Task instructions: Find the string "Network" in the listing and report every line that has it.

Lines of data
☆ ☆ ☆ ☆

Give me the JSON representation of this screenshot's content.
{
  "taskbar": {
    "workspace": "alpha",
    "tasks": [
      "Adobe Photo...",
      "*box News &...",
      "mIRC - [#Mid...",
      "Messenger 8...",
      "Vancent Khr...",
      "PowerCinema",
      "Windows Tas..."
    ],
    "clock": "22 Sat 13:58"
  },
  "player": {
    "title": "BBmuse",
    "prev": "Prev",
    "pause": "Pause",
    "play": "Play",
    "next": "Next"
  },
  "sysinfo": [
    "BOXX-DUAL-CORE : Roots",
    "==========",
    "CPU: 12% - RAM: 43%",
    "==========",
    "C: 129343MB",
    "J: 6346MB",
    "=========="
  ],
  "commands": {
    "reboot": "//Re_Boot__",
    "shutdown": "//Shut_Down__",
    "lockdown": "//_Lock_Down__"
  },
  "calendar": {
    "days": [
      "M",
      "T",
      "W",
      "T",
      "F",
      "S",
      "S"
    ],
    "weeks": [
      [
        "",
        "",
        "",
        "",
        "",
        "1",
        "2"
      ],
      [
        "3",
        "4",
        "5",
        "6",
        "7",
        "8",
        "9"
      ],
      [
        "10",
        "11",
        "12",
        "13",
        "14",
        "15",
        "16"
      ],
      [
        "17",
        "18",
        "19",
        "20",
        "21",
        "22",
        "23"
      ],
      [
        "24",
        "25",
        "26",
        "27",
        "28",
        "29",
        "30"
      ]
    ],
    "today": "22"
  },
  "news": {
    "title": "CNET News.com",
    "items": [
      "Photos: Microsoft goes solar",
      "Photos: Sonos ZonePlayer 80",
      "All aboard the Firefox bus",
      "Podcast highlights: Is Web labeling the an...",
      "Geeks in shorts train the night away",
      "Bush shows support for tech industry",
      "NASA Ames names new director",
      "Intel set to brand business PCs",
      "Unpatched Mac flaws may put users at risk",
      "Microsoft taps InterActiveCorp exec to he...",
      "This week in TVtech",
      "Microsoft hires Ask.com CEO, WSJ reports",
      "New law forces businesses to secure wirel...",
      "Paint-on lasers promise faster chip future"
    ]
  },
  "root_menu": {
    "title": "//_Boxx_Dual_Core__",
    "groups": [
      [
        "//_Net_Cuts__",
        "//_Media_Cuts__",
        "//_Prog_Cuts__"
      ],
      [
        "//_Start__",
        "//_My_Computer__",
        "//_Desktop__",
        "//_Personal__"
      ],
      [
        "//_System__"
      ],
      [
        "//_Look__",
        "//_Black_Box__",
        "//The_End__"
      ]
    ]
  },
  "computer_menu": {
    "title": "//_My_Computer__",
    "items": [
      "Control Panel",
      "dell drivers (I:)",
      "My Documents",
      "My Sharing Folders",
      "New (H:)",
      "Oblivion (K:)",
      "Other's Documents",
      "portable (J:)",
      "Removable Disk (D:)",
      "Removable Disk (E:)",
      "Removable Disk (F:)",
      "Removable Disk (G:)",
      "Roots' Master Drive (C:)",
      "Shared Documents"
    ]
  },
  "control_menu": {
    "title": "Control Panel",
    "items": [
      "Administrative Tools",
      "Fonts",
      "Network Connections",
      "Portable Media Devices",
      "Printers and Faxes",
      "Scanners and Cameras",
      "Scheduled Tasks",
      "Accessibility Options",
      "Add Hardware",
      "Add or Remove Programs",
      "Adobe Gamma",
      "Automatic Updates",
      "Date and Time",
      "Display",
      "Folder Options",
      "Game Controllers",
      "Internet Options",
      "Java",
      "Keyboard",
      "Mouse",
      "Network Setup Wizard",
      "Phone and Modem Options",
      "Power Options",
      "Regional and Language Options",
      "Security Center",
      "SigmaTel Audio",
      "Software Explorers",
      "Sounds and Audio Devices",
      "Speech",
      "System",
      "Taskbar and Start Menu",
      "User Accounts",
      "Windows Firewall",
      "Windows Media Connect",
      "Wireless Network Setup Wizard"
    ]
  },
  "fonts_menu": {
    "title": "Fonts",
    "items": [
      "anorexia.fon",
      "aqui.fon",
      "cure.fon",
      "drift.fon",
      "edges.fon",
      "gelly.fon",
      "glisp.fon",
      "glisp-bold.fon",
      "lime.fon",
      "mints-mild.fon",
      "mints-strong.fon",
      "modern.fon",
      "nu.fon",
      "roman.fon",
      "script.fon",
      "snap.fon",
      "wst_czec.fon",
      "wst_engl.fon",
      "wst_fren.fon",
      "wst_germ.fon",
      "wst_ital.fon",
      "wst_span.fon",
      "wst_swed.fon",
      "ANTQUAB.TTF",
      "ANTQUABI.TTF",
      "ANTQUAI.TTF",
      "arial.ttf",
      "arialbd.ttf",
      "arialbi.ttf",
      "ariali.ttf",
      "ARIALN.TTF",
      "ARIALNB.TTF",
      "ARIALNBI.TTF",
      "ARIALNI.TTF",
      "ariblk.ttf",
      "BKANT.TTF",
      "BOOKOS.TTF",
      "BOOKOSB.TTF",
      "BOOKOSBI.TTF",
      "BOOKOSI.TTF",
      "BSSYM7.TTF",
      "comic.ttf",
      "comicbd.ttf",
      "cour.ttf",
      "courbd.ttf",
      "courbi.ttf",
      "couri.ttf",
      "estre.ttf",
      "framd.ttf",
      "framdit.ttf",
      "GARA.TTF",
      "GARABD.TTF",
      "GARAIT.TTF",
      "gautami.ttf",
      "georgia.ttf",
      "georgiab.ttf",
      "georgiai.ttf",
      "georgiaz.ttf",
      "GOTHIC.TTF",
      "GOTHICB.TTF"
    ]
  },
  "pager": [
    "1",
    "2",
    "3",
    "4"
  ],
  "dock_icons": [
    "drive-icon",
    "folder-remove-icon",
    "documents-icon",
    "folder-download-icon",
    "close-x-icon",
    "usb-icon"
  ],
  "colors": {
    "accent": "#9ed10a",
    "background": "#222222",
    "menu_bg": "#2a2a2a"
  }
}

☆ ☆ ☆ ☆

Task output:
      "Network Connections",
      "Network Setup Wizard",
      "Wireless Network Setup Wizard"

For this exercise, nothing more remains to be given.